[Start of GIVEN RECORDS]

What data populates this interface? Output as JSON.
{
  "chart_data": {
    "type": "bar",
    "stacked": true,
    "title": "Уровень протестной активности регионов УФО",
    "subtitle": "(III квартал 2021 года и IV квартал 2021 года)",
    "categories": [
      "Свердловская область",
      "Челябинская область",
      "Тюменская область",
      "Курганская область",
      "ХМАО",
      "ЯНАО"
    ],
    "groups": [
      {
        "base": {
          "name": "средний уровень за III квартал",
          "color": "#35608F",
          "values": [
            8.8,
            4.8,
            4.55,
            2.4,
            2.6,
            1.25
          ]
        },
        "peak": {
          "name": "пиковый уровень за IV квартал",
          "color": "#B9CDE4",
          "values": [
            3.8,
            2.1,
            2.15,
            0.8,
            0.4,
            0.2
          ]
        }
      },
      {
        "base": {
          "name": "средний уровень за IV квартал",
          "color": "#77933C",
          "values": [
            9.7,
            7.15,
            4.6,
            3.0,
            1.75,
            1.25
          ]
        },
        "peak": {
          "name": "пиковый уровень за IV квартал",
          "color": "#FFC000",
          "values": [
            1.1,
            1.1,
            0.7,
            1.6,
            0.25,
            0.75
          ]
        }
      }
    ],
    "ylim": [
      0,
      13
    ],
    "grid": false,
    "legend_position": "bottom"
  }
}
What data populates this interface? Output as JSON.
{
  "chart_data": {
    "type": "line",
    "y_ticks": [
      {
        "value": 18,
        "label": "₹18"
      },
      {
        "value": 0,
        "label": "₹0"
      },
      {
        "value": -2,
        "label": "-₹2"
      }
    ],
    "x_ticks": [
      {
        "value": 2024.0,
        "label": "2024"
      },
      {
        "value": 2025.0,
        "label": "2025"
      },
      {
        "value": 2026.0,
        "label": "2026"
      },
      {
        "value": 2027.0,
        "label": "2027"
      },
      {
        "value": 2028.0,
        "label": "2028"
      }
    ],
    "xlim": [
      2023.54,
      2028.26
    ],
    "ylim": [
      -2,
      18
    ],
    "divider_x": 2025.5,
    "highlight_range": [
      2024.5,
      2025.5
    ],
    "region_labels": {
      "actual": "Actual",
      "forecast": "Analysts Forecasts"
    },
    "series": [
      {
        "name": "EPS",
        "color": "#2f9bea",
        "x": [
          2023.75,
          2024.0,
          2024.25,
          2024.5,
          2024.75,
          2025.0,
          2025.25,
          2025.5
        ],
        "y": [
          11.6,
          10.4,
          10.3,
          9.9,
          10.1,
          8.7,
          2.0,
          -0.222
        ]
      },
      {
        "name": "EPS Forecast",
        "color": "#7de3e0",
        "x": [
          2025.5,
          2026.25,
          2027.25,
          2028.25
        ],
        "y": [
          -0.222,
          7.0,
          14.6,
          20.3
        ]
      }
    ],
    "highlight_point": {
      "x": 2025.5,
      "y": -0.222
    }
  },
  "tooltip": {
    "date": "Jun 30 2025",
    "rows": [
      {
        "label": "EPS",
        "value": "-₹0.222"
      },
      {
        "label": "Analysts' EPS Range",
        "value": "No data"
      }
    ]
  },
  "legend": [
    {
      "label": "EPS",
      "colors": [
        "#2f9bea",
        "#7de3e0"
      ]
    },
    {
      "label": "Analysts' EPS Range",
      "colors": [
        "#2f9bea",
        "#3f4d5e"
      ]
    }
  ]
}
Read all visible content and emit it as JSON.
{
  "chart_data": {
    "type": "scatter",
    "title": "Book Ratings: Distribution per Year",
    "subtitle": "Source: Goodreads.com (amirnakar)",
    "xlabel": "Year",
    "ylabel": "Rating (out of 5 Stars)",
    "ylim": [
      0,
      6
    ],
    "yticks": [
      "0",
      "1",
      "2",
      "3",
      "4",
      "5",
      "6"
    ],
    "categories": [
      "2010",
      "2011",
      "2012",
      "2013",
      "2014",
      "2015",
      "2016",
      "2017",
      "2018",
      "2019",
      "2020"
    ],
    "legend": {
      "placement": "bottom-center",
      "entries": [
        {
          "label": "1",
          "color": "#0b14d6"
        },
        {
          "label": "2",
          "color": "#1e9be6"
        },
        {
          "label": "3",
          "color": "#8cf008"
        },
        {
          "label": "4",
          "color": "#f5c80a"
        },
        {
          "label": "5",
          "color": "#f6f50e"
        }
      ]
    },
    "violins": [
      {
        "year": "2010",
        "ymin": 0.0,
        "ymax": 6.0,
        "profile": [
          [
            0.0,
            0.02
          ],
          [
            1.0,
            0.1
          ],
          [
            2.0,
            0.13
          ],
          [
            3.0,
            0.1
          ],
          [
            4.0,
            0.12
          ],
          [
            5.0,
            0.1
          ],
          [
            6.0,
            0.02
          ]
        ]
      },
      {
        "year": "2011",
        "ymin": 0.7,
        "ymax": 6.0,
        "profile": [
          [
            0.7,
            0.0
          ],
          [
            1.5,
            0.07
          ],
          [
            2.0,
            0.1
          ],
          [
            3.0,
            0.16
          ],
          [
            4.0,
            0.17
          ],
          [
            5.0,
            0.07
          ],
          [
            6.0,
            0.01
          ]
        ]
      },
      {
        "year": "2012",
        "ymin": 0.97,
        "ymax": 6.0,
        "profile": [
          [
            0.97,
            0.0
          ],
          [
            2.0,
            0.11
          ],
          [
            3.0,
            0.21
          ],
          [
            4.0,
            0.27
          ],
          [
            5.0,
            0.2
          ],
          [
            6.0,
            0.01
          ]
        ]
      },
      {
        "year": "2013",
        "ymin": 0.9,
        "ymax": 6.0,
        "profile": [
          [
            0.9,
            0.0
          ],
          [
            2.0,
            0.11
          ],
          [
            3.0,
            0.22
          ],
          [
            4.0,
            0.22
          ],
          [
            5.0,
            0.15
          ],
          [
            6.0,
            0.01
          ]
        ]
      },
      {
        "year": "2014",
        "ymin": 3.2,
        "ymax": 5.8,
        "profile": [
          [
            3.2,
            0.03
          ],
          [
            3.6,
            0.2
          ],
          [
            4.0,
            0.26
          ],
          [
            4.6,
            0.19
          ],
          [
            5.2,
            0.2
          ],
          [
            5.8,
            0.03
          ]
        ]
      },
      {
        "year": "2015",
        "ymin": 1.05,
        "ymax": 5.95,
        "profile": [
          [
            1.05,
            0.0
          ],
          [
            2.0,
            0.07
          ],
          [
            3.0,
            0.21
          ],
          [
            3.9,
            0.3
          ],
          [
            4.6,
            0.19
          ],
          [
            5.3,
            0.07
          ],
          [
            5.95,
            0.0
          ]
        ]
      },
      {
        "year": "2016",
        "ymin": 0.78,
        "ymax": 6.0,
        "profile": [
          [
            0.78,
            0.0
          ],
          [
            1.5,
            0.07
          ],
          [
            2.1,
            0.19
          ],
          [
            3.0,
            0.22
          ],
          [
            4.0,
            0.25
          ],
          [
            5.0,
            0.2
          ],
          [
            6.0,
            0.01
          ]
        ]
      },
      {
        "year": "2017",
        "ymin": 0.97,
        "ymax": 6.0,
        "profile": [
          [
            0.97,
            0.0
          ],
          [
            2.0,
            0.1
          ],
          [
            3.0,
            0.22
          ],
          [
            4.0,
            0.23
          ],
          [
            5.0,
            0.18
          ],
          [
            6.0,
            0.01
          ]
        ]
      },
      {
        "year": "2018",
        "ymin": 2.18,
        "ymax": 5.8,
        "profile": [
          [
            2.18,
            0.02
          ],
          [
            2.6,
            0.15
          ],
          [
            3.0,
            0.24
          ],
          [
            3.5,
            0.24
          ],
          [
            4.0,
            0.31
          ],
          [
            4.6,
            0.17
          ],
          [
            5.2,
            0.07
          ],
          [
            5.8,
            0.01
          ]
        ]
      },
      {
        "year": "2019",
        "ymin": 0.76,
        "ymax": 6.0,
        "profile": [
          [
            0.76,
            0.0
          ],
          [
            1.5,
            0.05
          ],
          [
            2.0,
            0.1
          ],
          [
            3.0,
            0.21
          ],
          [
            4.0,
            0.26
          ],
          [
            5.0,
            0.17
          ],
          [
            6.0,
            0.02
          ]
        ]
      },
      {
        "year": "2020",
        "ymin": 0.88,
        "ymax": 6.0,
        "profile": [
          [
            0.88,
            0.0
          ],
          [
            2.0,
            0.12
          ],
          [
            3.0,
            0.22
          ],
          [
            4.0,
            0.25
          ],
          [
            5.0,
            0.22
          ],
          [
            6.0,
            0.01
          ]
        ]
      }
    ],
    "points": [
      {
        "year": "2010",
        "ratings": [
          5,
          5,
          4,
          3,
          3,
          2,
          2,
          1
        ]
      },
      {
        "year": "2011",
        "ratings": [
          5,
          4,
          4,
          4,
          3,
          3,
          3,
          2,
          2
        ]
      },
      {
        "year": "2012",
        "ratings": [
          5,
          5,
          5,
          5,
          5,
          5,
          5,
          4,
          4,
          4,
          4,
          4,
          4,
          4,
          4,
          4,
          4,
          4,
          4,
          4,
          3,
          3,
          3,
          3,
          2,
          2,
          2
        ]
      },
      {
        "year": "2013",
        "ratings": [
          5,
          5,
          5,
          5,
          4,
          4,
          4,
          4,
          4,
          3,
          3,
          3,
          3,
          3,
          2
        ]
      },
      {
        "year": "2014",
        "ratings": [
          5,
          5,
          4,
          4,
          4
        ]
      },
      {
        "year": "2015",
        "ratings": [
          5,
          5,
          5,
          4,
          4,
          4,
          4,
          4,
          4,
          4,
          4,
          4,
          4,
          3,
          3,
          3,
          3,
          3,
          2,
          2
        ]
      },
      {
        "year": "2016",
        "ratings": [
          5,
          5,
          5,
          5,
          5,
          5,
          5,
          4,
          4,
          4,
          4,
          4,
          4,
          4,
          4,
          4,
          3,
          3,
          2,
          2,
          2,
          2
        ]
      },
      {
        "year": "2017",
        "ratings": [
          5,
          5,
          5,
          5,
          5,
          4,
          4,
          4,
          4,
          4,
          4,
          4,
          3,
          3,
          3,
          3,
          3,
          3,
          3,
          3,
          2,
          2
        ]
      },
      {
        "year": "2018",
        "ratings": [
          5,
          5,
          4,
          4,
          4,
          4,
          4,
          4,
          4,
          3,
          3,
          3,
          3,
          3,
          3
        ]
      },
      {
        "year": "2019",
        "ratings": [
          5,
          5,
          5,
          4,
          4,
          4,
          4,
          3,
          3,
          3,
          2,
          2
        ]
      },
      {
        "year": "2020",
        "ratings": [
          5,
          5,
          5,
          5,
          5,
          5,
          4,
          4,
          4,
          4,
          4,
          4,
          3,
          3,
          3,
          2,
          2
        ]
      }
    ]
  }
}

[End of GIVEN RECORDS]

WORK TO BE COMPLETED:
Go over the records above and tally each line that includes "средний". Give the total by itself.

SOLUTION BELOW:
2